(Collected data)

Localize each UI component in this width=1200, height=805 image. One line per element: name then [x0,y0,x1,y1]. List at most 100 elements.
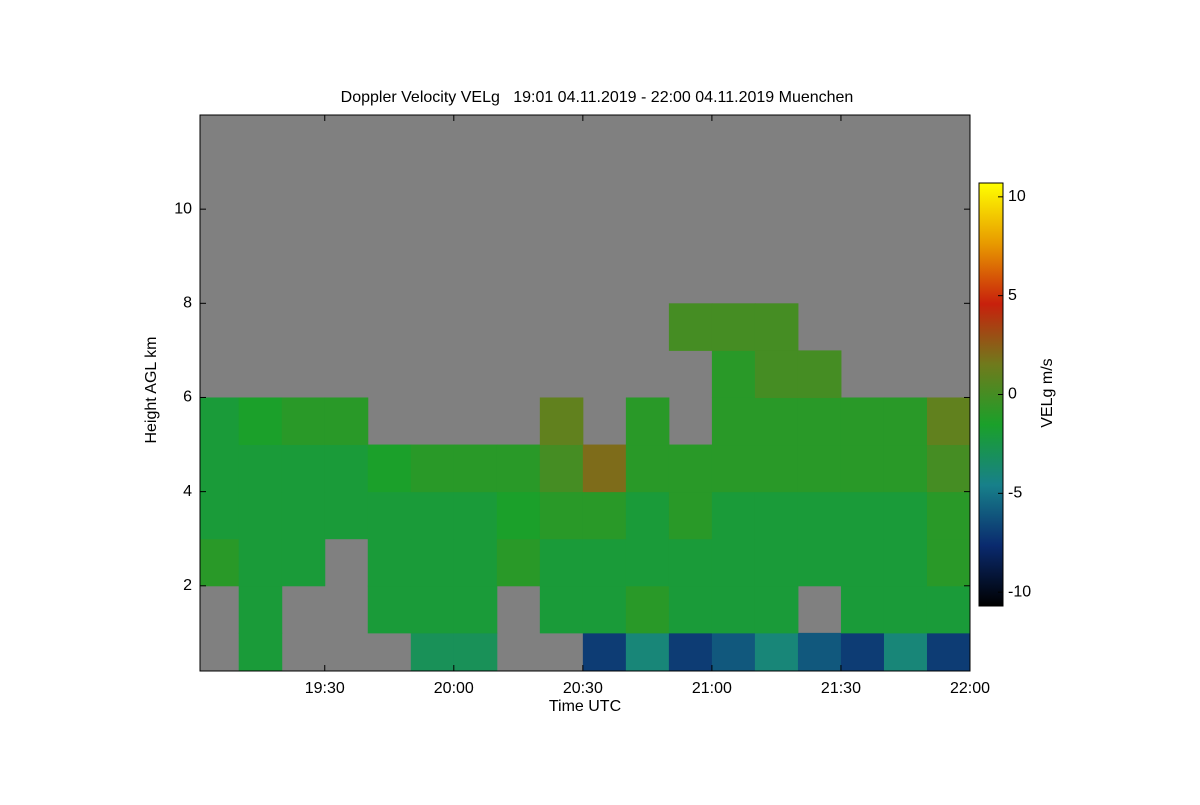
heatmap-cell [238,538,283,587]
heatmap-cell [410,585,455,634]
heatmap-cell [668,491,713,540]
y-tick-label: 6 [183,389,192,406]
heatmap-cell [367,585,412,634]
heatmap-cell [200,538,240,587]
heatmap-cell [200,397,240,446]
y-tick-label: 8 [183,295,192,312]
heatmap-cell [625,585,670,634]
x-tick-label: 19:30 [305,680,345,697]
heatmap-cell [883,444,928,493]
heatmap-cell [926,397,971,446]
heatmap-cell [496,444,541,493]
plot-frame [199,114,971,672]
heatmap-cell [367,444,412,493]
heatmap-cell [711,585,756,634]
heatmap-cell [754,444,799,493]
heatmap-cell [754,585,799,634]
chart-title: Doppler Velocity VELg 19:01 04.11.2019 -… [341,89,854,106]
heatmap-cell [582,491,627,540]
heatmap-cell [367,538,412,587]
heatmap-cell [625,538,670,587]
heatmap-cell [238,444,283,493]
heatmap-cell [410,632,455,672]
heatmap-cell [711,632,756,672]
colorbar-tick-label: -10 [1008,583,1031,600]
heatmap-cell [840,397,885,446]
heatmap-cell [238,632,283,672]
x-tick-label: 21:00 [692,680,732,697]
heatmap-cell [453,538,498,587]
heatmap-cell [840,585,885,634]
heatmap-cell [883,491,928,540]
y-axis-label: Height AGL km [143,336,160,443]
heatmap-cell [453,632,498,672]
heatmap-cell [582,632,627,672]
heatmap-cell [281,538,326,587]
heatmap-cell [238,491,283,540]
colorbar-tick-label: 10 [1008,188,1026,205]
heatmap-cell [926,585,971,634]
heatmap-cell [539,491,584,540]
heatmap-cell [797,397,842,446]
heatmap-cell [668,303,713,351]
heatmap-cell [797,538,842,587]
heatmap-cell [539,444,584,493]
heatmap-cell [797,632,842,672]
heatmap-cell [453,585,498,634]
heatmap-cell [711,350,756,398]
heatmap-cell [539,585,584,634]
heatmap-cell [238,397,283,446]
heatmap-cell [883,585,928,634]
heatmap-cell [754,632,799,672]
heatmap-cell [926,538,971,587]
y-tick-label: 2 [183,577,192,594]
colorbar-tick-label: 5 [1008,287,1017,304]
heatmap-cell [410,491,455,540]
heatmap-cell [797,444,842,493]
heatmap-cell [754,303,799,351]
colorbar-tick-label: 0 [1008,386,1017,403]
heatmap-cell [883,632,928,672]
heatmap-cell [496,491,541,540]
heatmap-cell [840,444,885,493]
colorbar-label: VELg m/s [1039,358,1056,427]
heatmap-cell [200,444,240,493]
heatmap-cell [711,491,756,540]
heatmap-cell [367,491,412,540]
heatmap-cell [754,538,799,587]
heatmap-cell [453,491,498,540]
heatmap-cell [324,444,369,493]
heatmap-cell [200,491,240,540]
heatmap-cell [668,632,713,672]
heatmap-cell [582,585,627,634]
heatmap-cell [754,397,799,446]
heatmap-cell [797,491,842,540]
heatmap-cell [238,585,283,634]
heatmap-cell [281,444,326,493]
heatmap-cell [496,538,541,587]
heatmap-cell [711,538,756,587]
heatmap-cell [711,303,756,351]
x-tick-label: 21:30 [821,680,861,697]
heatmap-cell [926,444,971,493]
heatmap-cell [281,491,326,540]
heatmap-cell [711,397,756,446]
heatmap-cell [668,444,713,493]
x-axis-label: Time UTC [549,698,621,715]
heatmap-cell [625,397,670,446]
y-tick-label: 10 [174,200,192,217]
heatmap-cell [926,491,971,540]
x-tick-label: 20:00 [434,680,474,697]
heatmap-cell [797,350,842,398]
heatmap-cell [582,444,627,493]
heatmap-cell [625,491,670,540]
heatmap-cell [883,538,928,587]
heatmap-cell [926,632,971,672]
heatmap-cell [754,491,799,540]
heatmap-cell [840,538,885,587]
x-tick-label: 20:30 [563,680,603,697]
colorbar-tick-label: -5 [1008,485,1022,502]
heatmap-cell [324,491,369,540]
heatmap-cell [754,350,799,398]
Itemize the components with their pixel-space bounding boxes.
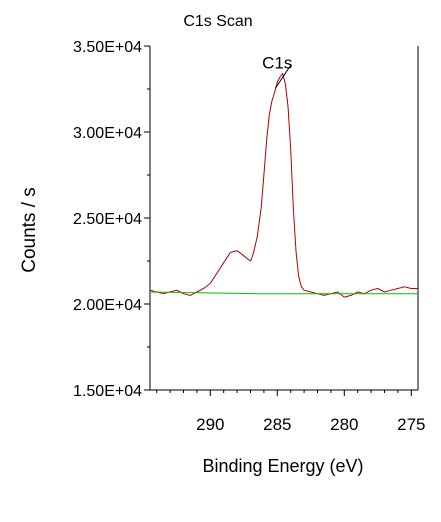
- x-tick-label: 285: [263, 415, 291, 434]
- y-axis-label: Counts / s: [19, 187, 40, 273]
- x-tick-label: 290: [196, 415, 224, 434]
- x-tick-label: 280: [330, 415, 358, 434]
- y-tick-label: 2.50E+04: [73, 211, 142, 228]
- annotation-leader: [274, 64, 292, 89]
- x-axis-label: Binding Energy (eV): [202, 456, 363, 476]
- y-tick-label: 3.00E+04: [73, 125, 142, 142]
- y-tick-label: 3.50E+04: [73, 39, 142, 56]
- plot-area: 1.50E+04 2.00E+04 2.50E+04 3.00E+04 3.50E+04…: [73, 39, 425, 434]
- background-line: [149, 291, 418, 295]
- x-tick-label: 275: [397, 415, 425, 434]
- y-tick-label: 2.00E+04: [73, 297, 142, 314]
- peak-annotation: C1s: [262, 53, 292, 72]
- chart-title: C1s Scan: [183, 13, 252, 30]
- y-tick-label: 1.50E+04: [73, 383, 142, 400]
- spectrum-line: [149, 73, 418, 298]
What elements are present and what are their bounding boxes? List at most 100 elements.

— Exercise aim —
Print the lines of the data from the line with "heatmap-cell [238,538,283,587]" to the line with "heatmap-cell [883,491,928,540]", copied without any change.

— Finished answer —
heatmap-cell [238,538,283,587]
heatmap-cell [410,585,455,634]
heatmap-cell [668,491,713,540]
y-tick-label: 6 [183,389,192,406]
heatmap-cell [367,585,412,634]
heatmap-cell [200,538,240,587]
heatmap-cell [200,397,240,446]
y-tick-label: 8 [183,295,192,312]
heatmap-cell [625,585,670,634]
x-tick-label: 19:30 [305,680,345,697]
heatmap-cell [883,444,928,493]
heatmap-cell [926,397,971,446]
heatmap-cell [496,444,541,493]
plot-frame [199,114,971,672]
heatmap-cell [367,444,412,493]
heatmap-cell [711,585,756,634]
heatmap-cell [754,444,799,493]
heatmap-cell [754,585,799,634]
chart-title: Doppler Velocity VELg 19:01 04.11.2019 -… [341,89,854,106]
heatmap-cell [582,491,627,540]
heatmap-cell [367,538,412,587]
heatmap-cell [625,538,670,587]
heatmap-cell [238,444,283,493]
heatmap-cell [410,632,455,672]
heatmap-cell [711,632,756,672]
colorbar-tick-label: -10 [1008,583,1031,600]
heatmap-cell [840,397,885,446]
heatmap-cell [238,632,283,672]
x-tick-label: 21:00 [692,680,732,697]
heatmap-cell [453,538,498,587]
heatmap-cell [840,585,885,634]
heatmap-cell [883,491,928,540]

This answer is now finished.